Dataset items:
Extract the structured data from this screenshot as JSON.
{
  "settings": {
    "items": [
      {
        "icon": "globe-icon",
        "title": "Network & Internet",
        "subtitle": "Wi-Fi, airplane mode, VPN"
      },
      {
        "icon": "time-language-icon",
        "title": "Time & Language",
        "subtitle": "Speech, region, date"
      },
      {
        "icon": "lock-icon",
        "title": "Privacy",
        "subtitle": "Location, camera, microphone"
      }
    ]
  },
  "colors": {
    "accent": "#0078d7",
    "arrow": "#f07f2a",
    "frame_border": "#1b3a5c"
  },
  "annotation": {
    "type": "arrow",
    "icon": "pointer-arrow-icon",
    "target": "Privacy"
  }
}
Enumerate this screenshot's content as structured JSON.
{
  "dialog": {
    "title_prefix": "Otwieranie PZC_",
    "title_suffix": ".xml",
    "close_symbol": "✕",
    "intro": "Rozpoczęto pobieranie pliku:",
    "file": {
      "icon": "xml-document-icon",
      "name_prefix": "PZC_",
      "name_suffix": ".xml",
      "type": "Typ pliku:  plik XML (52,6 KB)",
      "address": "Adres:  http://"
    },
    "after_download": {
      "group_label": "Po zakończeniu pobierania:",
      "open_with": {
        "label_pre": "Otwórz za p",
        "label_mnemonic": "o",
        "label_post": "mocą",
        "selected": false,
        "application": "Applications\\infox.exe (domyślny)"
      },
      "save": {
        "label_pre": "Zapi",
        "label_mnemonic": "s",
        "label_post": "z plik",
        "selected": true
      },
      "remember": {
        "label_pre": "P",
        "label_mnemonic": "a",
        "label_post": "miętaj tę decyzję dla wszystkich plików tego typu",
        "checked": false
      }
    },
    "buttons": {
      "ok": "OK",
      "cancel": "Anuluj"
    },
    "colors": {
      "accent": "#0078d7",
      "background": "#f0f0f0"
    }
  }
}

Exercise prompt: Restate each of the entries above verbatim.

Complete output:
Extract the structured data from this screenshot as JSON.
{
  "settings": {
    "items": [
      {
        "icon": "globe-icon",
        "title": "Network & Internet",
        "subtitle": "Wi-Fi, airplane mode, VPN"
      },
      {
        "icon": "time-language-icon",
        "title": "Time & Language",
        "subtitle": "Speech, region, date"
      },
      {
        "icon": "lock-icon",
        "title": "Privacy",
        "subtitle": "Location, camera, microphone"
      }
    ]
  },
  "colors": {
    "accent": "#0078d7",
    "arrow": "#f07f2a",
    "frame_border": "#1b3a5c"
  },
  "annotation": {
    "type": "arrow",
    "icon": "pointer-arrow-icon",
    "target": "Privacy"
  }
}
Enumerate this screenshot's content as structured JSON.
{
  "dialog": {
    "title_prefix": "Otwieranie PZC_",
    "title_suffix": ".xml",
    "close_symbol": "✕",
    "intro": "Rozpoczęto pobieranie pliku:",
    "file": {
      "icon": "xml-document-icon",
      "name_prefix": "PZC_",
      "name_suffix": ".xml",
      "type": "Typ pliku:  plik XML (52,6 KB)",
      "address": "Adres:  http://"
    },
    "after_download": {
      "group_label": "Po zakończeniu pobierania:",
      "open_with": {
        "label_pre": "Otwórz za p",
        "label_mnemonic": "o",
        "label_post": "mocą",
        "selected": false,
        "application": "Applications\\infox.exe (domyślny)"
      },
      "save": {
        "label_pre": "Zapi",
        "label_mnemonic": "s",
        "label_post": "z plik",
        "selected": true
      },
      "remember": {
        "label_pre": "P",
        "label_mnemonic": "a",
        "label_post": "miętaj tę decyzję dla wszystkich plików tego typu",
        "checked": false
      }
    },
    "buttons": {
      "ok": "OK",
      "cancel": "Anuluj"
    },
    "colors": {
      "accent": "#0078d7",
      "background": "#f0f0f0"
    }
  }
}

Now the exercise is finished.